- [To do]: Restate the entries below word for word, omitting nothing.

[Dataset rows about figures]
-----

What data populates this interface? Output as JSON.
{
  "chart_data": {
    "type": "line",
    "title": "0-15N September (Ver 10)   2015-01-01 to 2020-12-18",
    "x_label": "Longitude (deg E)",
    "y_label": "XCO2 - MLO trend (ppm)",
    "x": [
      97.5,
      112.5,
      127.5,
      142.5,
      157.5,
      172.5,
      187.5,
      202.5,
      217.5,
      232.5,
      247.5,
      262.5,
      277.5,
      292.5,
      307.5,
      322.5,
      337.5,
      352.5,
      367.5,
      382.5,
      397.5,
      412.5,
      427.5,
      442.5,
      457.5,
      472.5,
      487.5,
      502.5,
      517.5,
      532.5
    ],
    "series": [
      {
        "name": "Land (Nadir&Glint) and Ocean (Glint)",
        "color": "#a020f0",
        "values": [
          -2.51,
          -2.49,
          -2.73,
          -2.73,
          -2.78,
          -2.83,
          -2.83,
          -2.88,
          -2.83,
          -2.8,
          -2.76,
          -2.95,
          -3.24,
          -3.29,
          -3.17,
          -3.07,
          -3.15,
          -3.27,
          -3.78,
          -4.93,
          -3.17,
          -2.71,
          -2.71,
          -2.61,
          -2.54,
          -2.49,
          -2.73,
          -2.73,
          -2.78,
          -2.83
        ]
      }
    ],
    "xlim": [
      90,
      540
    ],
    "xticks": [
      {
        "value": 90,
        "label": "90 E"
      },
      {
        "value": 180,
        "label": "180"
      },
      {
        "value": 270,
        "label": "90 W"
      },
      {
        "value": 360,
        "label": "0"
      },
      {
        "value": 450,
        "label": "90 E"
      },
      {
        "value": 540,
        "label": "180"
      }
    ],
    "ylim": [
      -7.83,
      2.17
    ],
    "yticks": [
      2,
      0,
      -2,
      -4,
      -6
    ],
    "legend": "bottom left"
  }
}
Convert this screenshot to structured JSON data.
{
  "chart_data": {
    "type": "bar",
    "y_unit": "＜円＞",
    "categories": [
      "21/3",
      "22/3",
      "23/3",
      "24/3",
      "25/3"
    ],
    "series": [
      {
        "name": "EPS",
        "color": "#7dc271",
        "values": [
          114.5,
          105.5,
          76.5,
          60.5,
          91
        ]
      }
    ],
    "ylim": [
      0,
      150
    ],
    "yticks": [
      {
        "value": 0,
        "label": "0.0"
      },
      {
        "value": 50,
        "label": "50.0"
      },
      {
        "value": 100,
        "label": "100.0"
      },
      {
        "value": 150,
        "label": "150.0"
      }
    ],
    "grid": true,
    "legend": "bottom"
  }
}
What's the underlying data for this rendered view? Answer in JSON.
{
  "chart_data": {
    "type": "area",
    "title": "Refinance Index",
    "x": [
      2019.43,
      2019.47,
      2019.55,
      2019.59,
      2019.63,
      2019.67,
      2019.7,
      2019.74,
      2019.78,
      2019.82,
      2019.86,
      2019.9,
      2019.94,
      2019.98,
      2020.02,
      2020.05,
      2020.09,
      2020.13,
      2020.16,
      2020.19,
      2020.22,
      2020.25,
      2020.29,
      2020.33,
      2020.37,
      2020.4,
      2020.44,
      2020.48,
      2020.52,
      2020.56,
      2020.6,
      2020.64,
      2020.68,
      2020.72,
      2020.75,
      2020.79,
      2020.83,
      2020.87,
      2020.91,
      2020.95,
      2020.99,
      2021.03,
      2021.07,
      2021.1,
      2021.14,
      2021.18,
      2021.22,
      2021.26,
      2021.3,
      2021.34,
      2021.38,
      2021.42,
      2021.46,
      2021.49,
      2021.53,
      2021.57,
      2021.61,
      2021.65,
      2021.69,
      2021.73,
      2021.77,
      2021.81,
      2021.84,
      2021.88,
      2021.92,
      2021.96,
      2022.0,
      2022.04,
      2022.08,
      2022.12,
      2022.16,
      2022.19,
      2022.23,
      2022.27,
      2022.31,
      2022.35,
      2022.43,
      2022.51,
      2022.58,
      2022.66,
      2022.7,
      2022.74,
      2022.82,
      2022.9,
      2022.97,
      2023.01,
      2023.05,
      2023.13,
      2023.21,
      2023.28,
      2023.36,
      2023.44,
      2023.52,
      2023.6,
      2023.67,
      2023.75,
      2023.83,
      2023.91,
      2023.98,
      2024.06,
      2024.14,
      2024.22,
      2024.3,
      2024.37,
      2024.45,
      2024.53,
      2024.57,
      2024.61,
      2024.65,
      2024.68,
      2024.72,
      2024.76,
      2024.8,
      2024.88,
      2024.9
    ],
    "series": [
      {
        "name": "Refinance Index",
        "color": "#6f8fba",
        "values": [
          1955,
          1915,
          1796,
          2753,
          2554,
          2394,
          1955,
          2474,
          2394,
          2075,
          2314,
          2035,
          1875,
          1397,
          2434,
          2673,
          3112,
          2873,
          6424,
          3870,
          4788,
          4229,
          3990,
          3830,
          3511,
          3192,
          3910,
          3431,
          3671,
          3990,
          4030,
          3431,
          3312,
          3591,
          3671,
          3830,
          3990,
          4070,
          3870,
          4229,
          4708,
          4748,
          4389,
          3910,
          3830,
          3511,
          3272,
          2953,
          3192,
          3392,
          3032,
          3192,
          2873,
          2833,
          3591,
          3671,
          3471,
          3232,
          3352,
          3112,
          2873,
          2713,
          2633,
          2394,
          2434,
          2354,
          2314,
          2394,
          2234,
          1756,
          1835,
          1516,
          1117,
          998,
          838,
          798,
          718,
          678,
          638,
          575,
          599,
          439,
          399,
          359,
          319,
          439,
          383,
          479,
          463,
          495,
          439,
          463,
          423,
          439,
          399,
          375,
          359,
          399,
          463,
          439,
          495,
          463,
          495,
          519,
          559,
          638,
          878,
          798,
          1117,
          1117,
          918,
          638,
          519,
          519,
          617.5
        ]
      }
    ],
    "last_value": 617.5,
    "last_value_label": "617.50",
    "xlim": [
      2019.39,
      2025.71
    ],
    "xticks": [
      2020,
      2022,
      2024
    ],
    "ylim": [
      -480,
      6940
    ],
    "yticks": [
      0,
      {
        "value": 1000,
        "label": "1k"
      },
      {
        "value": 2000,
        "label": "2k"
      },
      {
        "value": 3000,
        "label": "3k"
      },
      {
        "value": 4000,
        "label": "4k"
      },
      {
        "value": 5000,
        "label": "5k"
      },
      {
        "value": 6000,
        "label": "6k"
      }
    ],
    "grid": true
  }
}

-----

- [Written answer]:
What data populates this interface? Output as JSON.
{
  "chart_data": {
    "type": "line",
    "title": "0-15N September (Ver 10)   2015-01-01 to 2020-12-18",
    "x_label": "Longitude (deg E)",
    "y_label": "XCO2 - MLO trend (ppm)",
    "x": [
      97.5,
      112.5,
      127.5,
      142.5,
      157.5,
      172.5,
      187.5,
      202.5,
      217.5,
      232.5,
      247.5,
      262.5,
      277.5,
      292.5,
      307.5,
      322.5,
      337.5,
      352.5,
      367.5,
      382.5,
      397.5,
      412.5,
      427.5,
      442.5,
      457.5,
      472.5,
      487.5,
      502.5,
      517.5,
      532.5
    ],
    "series": [
      {
        "name": "Land (Nadir&Glint) and Ocean (Glint)",
        "color": "#a020f0",
        "values": [
          -2.51,
          -2.49,
          -2.73,
          -2.73,
          -2.78,
          -2.83,
          -2.83,
          -2.88,
          -2.83,
          -2.8,
          -2.76,
          -2.95,
          -3.24,
          -3.29,
          -3.17,
          -3.07,
          -3.15,
          -3.27,
          -3.78,
          -4.93,
          -3.17,
          -2.71,
          -2.71,
          -2.61,
          -2.54,
          -2.49,
          -2.73,
          -2.73,
          -2.78,
          -2.83
        ]
      }
    ],
    "xlim": [
      90,
      540
    ],
    "xticks": [
      {
        "value": 90,
        "label": "90 E"
      },
      {
        "value": 180,
        "label": "180"
      },
      {
        "value": 270,
        "label": "90 W"
      },
      {
        "value": 360,
        "label": "0"
      },
      {
        "value": 450,
        "label": "90 E"
      },
      {
        "value": 540,
        "label": "180"
      }
    ],
    "ylim": [
      -7.83,
      2.17
    ],
    "yticks": [
      2,
      0,
      -2,
      -4,
      -6
    ],
    "legend": "bottom left"
  }
}
Convert this screenshot to structured JSON data.
{
  "chart_data": {
    "type": "bar",
    "y_unit": "＜円＞",
    "categories": [
      "21/3",
      "22/3",
      "23/3",
      "24/3",
      "25/3"
    ],
    "series": [
      {
        "name": "EPS",
        "color": "#7dc271",
        "values": [
          114.5,
          105.5,
          76.5,
          60.5,
          91
        ]
      }
    ],
    "ylim": [
      0,
      150
    ],
    "yticks": [
      {
        "value": 0,
        "label": "0.0"
      },
      {
        "value": 50,
        "label": "50.0"
      },
      {
        "value": 100,
        "label": "100.0"
      },
      {
        "value": 150,
        "label": "150.0"
      }
    ],
    "grid": true,
    "legend": "bottom"
  }
}
What's the underlying data for this rendered view? Answer in JSON.
{
  "chart_data": {
    "type": "area",
    "title": "Refinance Index",
    "x": [
      2019.43,
      2019.47,
      2019.55,
      2019.59,
      2019.63,
      2019.67,
      2019.7,
      2019.74,
      2019.78,
      2019.82,
      2019.86,
      2019.9,
      2019.94,
      2019.98,
      2020.02,
      2020.05,
      2020.09,
      2020.13,
      2020.16,
      2020.19,
      2020.22,
      2020.25,
      2020.29,
      2020.33,
      2020.37,
      2020.4,
      2020.44,
      2020.48,
      2020.52,
      2020.56,
      2020.6,
      2020.64,
      2020.68,
      2020.72,
      2020.75,
      2020.79,
      2020.83,
      2020.87,
      2020.91,
      2020.95,
      2020.99,
      2021.03,
      2021.07,
      2021.1,
      2021.14,
      2021.18,
      2021.22,
      2021.26,
      2021.3,
      2021.34,
      2021.38,
      2021.42,
      2021.46,
      2021.49,
      2021.53,
      2021.57,
      2021.61,
      2021.65,
      2021.69,
      2021.73,
      2021.77,
      2021.81,
      2021.84,
      2021.88,
      2021.92,
      2021.96,
      2022.0,
      2022.04,
      2022.08,
      2022.12,
      2022.16,
      2022.19,
      2022.23,
      2022.27,
      2022.31,
      2022.35,
      2022.43,
      2022.51,
      2022.58,
      2022.66,
      2022.7,
      2022.74,
      2022.82,
      2022.9,
      2022.97,
      2023.01,
      2023.05,
      2023.13,
      2023.21,
      2023.28,
      2023.36,
      2023.44,
      2023.52,
      2023.6,
      2023.67,
      2023.75,
      2023.83,
      2023.91,
      2023.98,
      2024.06,
      2024.14,
      2024.22,
      2024.3,
      2024.37,
      2024.45,
      2024.53,
      2024.57,
      2024.61,
      2024.65,
      2024.68,
      2024.72,
      2024.76,
      2024.8,
      2024.88,
      2024.9
    ],
    "series": [
      {
        "name": "Refinance Index",
        "color": "#6f8fba",
        "values": [
          1955,
          1915,
          1796,
          2753,
          2554,
          2394,
          1955,
          2474,
          2394,
          2075,
          2314,
          2035,
          1875,
          1397,
          2434,
          2673,
          3112,
          2873,
          6424,
          3870,
          4788,
          4229,
          3990,
          3830,
          3511,
          3192,
          3910,
          3431,
          3671,
          3990,
          4030,
          3431,
          3312,
          3591,
          3671,
          3830,
          3990,
          4070,
          3870,
          4229,
          4708,
          4748,
          4389,
          3910,
          3830,
          3511,
          3272,
          2953,
          3192,
          3392,
          3032,
          3192,
          2873,
          2833,
          3591,
          3671,
          3471,
          3232,
          3352,
          3112,
          2873,
          2713,
          2633,
          2394,
          2434,
          2354,
          2314,
          2394,
          2234,
          1756,
          1835,
          1516,
          1117,
          998,
          838,
          798,
          718,
          678,
          638,
          575,
          599,
          439,
          399,
          359,
          319,
          439,
          383,
          479,
          463,
          495,
          439,
          463,
          423,
          439,
          399,
          375,
          359,
          399,
          463,
          439,
          495,
          463,
          495,
          519,
          559,
          638,
          878,
          798,
          1117,
          1117,
          918,
          638,
          519,
          519,
          617.5
        ]
      }
    ],
    "last_value": 617.5,
    "last_value_label": "617.50",
    "xlim": [
      2019.39,
      2025.71
    ],
    "xticks": [
      2020,
      2022,
      2024
    ],
    "ylim": [
      -480,
      6940
    ],
    "yticks": [
      0,
      {
        "value": 1000,
        "label": "1k"
      },
      {
        "value": 2000,
        "label": "2k"
      },
      {
        "value": 3000,
        "label": "3k"
      },
      {
        "value": 4000,
        "label": "4k"
      },
      {
        "value": 5000,
        "label": "5k"
      },
      {
        "value": 6000,
        "label": "6k"
      }
    ],
    "grid": true
  }
}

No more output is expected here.